Reproduce word for word the portion of the response mapping text below that begins with the words containing "Response Mapping" and ends with "by the client.".

TEXT PROVIDED -

* * * * * * * * *

Skip to main content

Response Mapping

After sending requests to Google’s Gemini API, Antigravity transforms the responses back into the original protocol format expected by the client.

Architecture

Gemini to OpenAI Conversion

Location: src-tauri/src/proxy/mappers/openai/response.rs

Basic Structure

Gemini Response:
{
  "response": {
    "candidates": [{
      "content": {
        "parts": [
          {"text": "Hello!", "thought": false},
          {"text": "Let me think...", "thought": true, "thoughtSignature": "sig123"}
        ]
      },
      "finishReason": "STOP"
    }],
    "usageMetadata": {
      "promptTokenCount": 100,
      "candidatesTokenCount": 50,
      "totalTokenCount": 150
    },
    "modelVersion": "gemini-2.0-flash-thinking",
    "responseId": "resp_abc123"

* * * * * * * * *

[Collected data entries]
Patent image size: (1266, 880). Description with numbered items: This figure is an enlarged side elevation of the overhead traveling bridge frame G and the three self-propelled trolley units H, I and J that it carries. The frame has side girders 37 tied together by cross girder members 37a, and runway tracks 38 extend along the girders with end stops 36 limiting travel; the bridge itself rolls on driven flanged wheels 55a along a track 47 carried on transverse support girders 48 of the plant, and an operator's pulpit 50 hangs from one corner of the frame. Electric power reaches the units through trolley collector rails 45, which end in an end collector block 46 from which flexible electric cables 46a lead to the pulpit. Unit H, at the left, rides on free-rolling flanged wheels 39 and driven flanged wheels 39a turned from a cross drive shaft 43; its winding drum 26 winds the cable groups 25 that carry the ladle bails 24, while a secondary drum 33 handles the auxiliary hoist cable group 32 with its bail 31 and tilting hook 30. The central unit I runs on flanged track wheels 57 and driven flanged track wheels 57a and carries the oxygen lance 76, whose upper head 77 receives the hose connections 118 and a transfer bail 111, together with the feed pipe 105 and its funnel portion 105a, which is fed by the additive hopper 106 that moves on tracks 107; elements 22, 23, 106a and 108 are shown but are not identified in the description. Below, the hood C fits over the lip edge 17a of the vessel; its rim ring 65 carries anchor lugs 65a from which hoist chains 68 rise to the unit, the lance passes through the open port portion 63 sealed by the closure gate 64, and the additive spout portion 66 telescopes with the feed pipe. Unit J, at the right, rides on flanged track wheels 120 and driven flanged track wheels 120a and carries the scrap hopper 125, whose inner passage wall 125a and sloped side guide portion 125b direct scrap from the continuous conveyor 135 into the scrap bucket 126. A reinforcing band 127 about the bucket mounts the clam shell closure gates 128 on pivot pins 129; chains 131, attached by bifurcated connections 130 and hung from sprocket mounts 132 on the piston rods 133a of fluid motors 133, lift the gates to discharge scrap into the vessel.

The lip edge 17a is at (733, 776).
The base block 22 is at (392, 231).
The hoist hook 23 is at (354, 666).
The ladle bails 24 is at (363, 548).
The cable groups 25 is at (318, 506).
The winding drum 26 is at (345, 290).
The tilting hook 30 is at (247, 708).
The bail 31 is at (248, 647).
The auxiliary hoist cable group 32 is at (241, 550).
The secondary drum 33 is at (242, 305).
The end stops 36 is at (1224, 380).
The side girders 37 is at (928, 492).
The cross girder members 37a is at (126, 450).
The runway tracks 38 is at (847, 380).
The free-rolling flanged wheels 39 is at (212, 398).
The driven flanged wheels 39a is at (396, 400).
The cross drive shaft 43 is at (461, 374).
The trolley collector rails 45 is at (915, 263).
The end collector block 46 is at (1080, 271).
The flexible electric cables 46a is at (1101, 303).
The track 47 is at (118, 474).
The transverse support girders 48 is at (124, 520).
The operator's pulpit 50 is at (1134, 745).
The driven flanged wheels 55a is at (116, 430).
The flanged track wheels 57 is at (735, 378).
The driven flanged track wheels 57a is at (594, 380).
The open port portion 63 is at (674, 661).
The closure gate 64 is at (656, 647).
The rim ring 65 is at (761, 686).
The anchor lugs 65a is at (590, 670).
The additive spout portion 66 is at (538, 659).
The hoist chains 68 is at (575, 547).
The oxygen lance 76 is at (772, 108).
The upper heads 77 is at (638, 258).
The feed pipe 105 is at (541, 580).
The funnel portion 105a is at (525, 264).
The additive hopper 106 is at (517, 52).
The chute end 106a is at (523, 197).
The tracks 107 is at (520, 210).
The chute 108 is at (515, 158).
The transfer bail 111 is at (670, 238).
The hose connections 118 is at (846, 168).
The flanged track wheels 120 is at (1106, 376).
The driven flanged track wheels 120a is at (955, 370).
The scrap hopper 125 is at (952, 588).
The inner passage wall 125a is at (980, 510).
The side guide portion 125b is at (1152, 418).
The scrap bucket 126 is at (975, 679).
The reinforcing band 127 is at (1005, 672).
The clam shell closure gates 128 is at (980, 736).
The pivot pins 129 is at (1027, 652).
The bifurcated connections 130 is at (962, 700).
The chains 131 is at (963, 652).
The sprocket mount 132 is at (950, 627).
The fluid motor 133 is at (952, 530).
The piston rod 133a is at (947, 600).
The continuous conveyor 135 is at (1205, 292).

* * * * * * * * *

ANSWER BOX -
Response Mapping

After sending requests to Google’s Gemini API, Antigravity transforms the responses back into the original protocol format expected by the client.